-- BEGIN --

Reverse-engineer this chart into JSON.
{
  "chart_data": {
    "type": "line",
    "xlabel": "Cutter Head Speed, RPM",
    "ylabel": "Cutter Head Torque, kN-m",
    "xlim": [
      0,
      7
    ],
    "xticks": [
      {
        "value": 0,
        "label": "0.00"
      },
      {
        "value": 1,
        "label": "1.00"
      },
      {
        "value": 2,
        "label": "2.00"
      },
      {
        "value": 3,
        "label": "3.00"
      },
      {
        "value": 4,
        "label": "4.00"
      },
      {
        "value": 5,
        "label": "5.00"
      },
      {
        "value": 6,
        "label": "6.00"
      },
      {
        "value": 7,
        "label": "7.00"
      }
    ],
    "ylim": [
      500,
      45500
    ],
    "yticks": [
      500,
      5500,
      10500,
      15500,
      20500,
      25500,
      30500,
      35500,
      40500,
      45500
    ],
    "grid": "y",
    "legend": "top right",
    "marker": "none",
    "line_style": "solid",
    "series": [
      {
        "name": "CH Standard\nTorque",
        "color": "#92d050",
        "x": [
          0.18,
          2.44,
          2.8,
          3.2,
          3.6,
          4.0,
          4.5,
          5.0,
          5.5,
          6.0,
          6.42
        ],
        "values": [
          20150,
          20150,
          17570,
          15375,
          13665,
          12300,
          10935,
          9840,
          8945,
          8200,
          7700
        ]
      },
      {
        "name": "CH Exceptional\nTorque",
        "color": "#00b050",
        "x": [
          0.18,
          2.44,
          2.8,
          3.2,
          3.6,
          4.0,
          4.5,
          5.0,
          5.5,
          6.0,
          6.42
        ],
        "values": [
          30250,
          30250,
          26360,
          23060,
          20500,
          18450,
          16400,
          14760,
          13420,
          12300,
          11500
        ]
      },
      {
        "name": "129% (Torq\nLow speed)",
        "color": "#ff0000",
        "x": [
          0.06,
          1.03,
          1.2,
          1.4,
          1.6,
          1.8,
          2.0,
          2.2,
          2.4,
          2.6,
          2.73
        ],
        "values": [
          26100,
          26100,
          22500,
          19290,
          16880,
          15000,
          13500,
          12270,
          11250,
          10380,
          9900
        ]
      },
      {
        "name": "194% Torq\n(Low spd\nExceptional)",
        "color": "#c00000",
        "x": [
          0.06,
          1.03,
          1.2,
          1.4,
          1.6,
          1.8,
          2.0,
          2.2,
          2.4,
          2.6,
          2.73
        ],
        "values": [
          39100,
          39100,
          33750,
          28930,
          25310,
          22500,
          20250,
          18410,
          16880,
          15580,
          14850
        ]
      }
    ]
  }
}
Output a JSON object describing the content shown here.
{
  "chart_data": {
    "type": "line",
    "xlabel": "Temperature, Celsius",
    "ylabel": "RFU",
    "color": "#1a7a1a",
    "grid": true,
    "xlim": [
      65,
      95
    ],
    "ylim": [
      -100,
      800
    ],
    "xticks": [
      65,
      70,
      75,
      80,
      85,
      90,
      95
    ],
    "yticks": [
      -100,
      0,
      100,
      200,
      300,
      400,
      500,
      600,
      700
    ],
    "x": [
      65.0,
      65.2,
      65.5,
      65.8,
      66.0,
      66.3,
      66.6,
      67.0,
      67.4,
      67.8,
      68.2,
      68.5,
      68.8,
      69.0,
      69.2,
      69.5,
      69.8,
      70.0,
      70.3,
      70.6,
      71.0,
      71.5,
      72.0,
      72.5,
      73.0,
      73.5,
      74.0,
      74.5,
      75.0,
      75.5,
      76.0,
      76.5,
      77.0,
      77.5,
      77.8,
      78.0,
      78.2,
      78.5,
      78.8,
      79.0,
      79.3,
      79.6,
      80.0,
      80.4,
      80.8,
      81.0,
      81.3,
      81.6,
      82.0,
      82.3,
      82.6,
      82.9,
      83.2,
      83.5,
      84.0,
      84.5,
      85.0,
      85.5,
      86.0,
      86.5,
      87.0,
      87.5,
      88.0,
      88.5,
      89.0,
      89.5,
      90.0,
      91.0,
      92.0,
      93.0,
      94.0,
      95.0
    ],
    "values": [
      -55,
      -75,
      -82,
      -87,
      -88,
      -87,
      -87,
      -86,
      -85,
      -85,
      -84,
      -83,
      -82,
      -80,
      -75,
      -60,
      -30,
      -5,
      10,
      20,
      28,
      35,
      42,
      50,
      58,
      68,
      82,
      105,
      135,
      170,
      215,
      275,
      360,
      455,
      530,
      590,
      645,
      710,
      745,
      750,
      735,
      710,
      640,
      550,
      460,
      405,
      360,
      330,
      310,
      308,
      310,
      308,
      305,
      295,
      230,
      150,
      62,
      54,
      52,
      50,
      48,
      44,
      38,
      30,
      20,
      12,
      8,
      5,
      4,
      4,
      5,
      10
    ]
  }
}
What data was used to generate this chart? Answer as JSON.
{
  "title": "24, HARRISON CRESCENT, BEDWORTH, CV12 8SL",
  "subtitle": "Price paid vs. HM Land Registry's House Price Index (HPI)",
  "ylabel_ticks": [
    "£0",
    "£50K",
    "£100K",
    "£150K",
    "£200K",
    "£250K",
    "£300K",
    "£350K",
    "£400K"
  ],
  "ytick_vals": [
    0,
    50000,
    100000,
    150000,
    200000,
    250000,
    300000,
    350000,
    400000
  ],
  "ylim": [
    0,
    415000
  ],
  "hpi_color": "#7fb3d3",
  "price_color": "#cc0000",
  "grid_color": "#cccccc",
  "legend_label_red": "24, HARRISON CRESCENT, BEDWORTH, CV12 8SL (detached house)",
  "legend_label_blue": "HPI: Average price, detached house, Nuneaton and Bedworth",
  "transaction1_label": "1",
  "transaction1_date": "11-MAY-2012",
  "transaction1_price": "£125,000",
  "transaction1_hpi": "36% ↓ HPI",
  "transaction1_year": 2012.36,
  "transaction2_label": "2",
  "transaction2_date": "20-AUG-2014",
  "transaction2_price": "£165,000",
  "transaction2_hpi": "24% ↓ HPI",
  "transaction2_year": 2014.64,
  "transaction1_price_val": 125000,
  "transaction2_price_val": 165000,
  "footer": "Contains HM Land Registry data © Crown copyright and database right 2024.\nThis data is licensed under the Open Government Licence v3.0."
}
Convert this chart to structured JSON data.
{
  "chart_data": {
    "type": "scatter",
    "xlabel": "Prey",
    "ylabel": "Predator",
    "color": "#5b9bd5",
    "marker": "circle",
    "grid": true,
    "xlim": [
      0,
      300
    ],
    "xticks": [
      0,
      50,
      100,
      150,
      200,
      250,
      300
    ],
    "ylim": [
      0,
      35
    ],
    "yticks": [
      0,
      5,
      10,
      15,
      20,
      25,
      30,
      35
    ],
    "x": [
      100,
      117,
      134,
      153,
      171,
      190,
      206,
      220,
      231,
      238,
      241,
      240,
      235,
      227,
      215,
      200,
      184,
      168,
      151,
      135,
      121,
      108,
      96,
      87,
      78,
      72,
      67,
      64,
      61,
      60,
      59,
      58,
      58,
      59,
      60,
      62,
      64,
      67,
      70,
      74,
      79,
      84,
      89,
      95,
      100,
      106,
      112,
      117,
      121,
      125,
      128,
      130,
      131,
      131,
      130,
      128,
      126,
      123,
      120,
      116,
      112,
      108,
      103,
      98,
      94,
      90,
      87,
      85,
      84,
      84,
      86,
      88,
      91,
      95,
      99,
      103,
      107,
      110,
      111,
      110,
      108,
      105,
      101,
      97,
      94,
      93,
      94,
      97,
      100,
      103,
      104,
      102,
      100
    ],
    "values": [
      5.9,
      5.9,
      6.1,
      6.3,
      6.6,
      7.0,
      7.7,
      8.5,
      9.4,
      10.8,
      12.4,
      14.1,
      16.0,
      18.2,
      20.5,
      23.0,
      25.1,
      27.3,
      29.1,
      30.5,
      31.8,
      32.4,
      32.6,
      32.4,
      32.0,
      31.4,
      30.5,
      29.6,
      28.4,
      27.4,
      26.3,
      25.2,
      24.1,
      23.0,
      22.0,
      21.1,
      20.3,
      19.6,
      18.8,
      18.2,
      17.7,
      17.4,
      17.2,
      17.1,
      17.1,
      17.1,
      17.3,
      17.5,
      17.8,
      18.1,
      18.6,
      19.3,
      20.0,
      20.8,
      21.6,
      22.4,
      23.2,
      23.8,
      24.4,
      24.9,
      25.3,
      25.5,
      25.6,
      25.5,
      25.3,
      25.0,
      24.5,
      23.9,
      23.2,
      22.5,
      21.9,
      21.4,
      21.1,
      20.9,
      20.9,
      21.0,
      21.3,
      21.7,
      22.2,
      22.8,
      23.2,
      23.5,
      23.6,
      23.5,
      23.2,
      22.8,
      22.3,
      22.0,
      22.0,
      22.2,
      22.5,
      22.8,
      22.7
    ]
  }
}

-- END --

Whenever "CRESCENT" turns up in a line, pick that line out.

▶ Solved problem:
  "title": "24, HARRISON CRESCENT, BEDWORTH, CV12 8SL",
  "legend_label_red": "24, HARRISON CRESCENT, BEDWORTH, CV12 8SL (detached house)",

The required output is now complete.